— PROBLEM —
Repeat, word for word, the line with "Read out every word on this page." and each one after it to the end. No picture goes into the copy.

(Dataset items)
## start
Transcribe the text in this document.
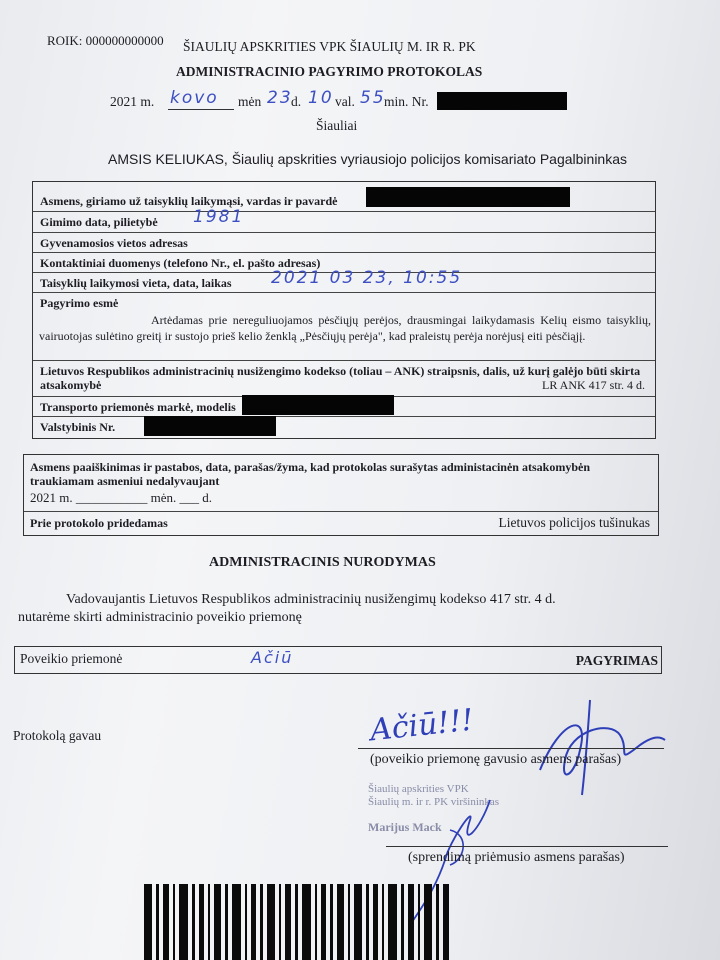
ROIK: 000000000000 ŠIAULIŲ APSKRITIES VPK ŠIAULIŲ M. IR R. PK
ADMINISTRACINIO PAGYRIMO PROTOKOLAS
2021 m. kovo mėn 23
d. 10 val. 55
min. Nr.
Šiauliai
AMSIS KELIUKAS, Šiaulių apskrities vyriausiojo policijos komisariato Pagalbininkas
Asmens, giriamo už taisyklių laikymąsi, vardas ir pavardė
Gimimo data, pilietybė 1981
Gyvenamosios vietos adresas
Kontaktiniai duomenys (telefono Nr., el. pašto adresas)
Taisyklių laikymosi vieta, data, laikas 2021 03 23, 10:55
Pagyrimo esmė
Artėdamas prie nereguliuojamos pėsčiųjų perėjos, drausmingai laikydamasis Kelių eismo taisyklių, vairuotojas sulėtino greitį ir sustojo prieš kelio ženklą „Pėsčiųjų perėja", kad praleistų perėja norėjusį eiti pėsčiąjį.
Lietuvos Respublikos administracinių nusižengimo kodekso (toliau – ANK) straipsnis, dalis, už kurį galėjo būti skirta atsakomybė	LR ANK 417 str. 4 d.
Transporto priemonės markė, modelis
Valstybinis Nr.
Asmens paaiškinimas ir pastabos, data, parašas/žyma, kad protokolas surašytas administacinėn atsakomybėn traukiamam asmeniui nedalyvaujant
2021 m. ___________ mėn. ___ d.
Prie protokolo pridedamas	Lietuvos policijos tušinukas
ADMINISTRACINIS NURODYMAS
Vadovaujantis Lietuvos Respublikos administracinių nusižengimų kodekso 417 str. 4 d.
nutarėme skirti administracinio poveikio priemonę
Poveikio priemonė	Ačiū	PAGYRIMAS
Protokolą gavau	Ačiū!!!
(poveikio priemonę gavusio asmens parašas)
Šiaulių apskrities VPK
Šiaulių m. ir r. PK viršininkas
Marijus Mack
(sprendimą priėmusio asmens parašas)
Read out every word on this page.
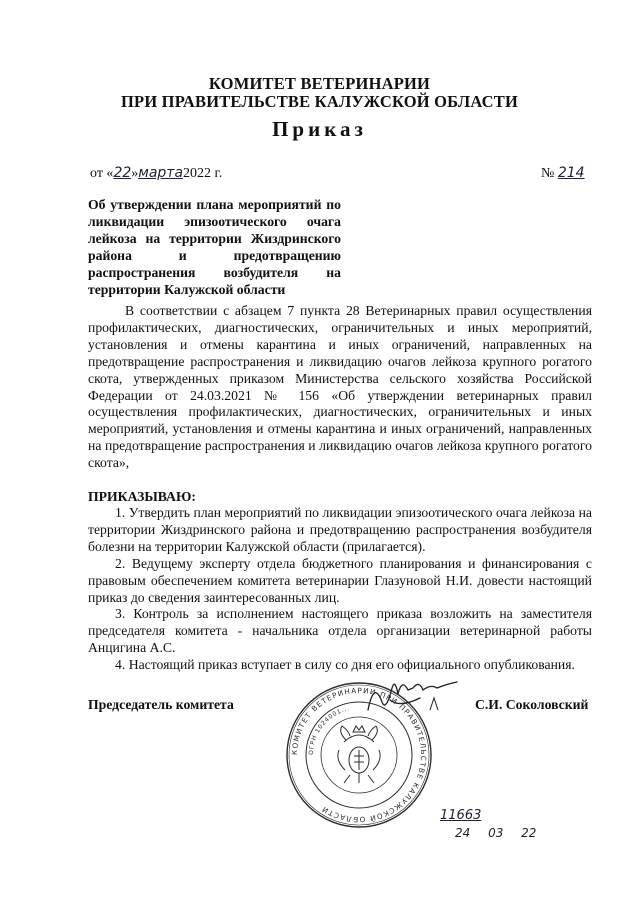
КОМИТЕТ ВЕТЕРИНАРИИ
ПРИ ПРАВИТЕЛЬСТВЕ КАЛУЖСКОЙ ОБЛАСТИ
Приказ
от «22»марта2022 г.	№ 214

Об утверждении плана мероприятий по

ликвидации эпизоотического очага

лейкоза на территории Жиздринского

района и предотвращению

распространения возбудителя на

территории Калужской области

В соответствии с абзацем 7 пункта 28 Ветеринарных правил осуществления профилактических, диагностических, ограничительных и иных мероприятий, установления и отмены карантина и иных ограничений, направленных на предотвращение распространения и ликвидацию очагов лейкоза крупного рогатого скота, утвержденных приказом Министерства сельского хозяйства Российской Федерации от 24.03.2021 № 156 «Об утверждении ветеринарных правил осуществления профилактических, диагностических, ограничительных и иных мероприятий, установления и отмены карантина и иных ограничений, направленных на предотвращение распространения и ликвидацию очагов лейкоза крупного рогатого скота»,

ПРИКАЗЫВАЮ:

1. Утвердить план мероприятий по ликвидации эпизоотического очага лейкоза на территории Жиздринского района и предотвращению распространения возбудителя болезни на территории Калужской области (прилагается).

2. Ведущему эксперту отдела бюджетного планирования и финансирования с правовым обеспечением комитета ветеринарии Глазуновой Н.И. довести настоящий приказ до сведения заинтересованных лиц.

3. Контроль за исполнением настоящего приказа возложить на заместителя председателя комитета - начальника отдела организации ветеринарной работы Анцигина А.С.

4. Настоящий приказ вступает в силу со дня его официального опубликования.

КОМИТЕТ ВЕТЕРИНАРИИ ПРИ ПРАВИТЕЛЬСТВЕ КАЛУЖСКОЙ ОБЛАСТИ
ОГРН 1024001...
Председатель комитета	С.И. Соколовский
11663
24 03 22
## end
— RESULT BELOW —
Read out every word on this page.
КОМИТЕТ ВЕТЕРИНАРИИ
ПРИ ПРАВИТЕЛЬСТВЕ КАЛУЖСКОЙ ОБЛАСТИ
Приказ
от «22»марта2022 г.	№ 214

Об утверждении плана мероприятий по

ликвидации эпизоотического очага

лейкоза на территории Жиздринского

района и предотвращению

распространения возбудителя на

территории Калужской области

В соответствии с абзацем 7 пункта 28 Ветеринарных правил осуществления профилактических, диагностических, ограничительных и иных мероприятий, установления и отмены карантина и иных ограничений, направленных на предотвращение распространения и ликвидацию очагов лейкоза крупного рогатого скота, утвержденных приказом Министерства сельского хозяйства Российской Федерации от 24.03.2021 № 156 «Об утверждении ветеринарных правил осуществления профилактических, диагностических, ограничительных и иных мероприятий, установления и отмены карантина и иных ограничений, направленных на предотвращение распространения и ликвидацию очагов лейкоза крупного рогатого скота»,

ПРИКАЗЫВАЮ:

1. Утвердить план мероприятий по ликвидации эпизоотического очага лейкоза на территории Жиздринского района и предотвращению распространения возбудителя болезни на территории Калужской области (прилагается).

2. Ведущему эксперту отдела бюджетного планирования и финансирования с правовым обеспечением комитета ветеринарии Глазуновой Н.И. довести настоящий приказ до сведения заинтересованных лиц.

3. Контроль за исполнением настоящего приказа возложить на заместителя председателя комитета - начальника отдела организации ветеринарной работы Анцигина А.С.

4. Настоящий приказ вступает в силу со дня его официального опубликования.

КОМИТЕТ ВЕТЕРИНАРИИ ПРИ ПРАВИТЕЛЬСТВЕ КАЛУЖСКОЙ ОБЛАСТИ
ОГРН 1024001...
Председатель комитета	С.И. Соколовский
11663
24 03 22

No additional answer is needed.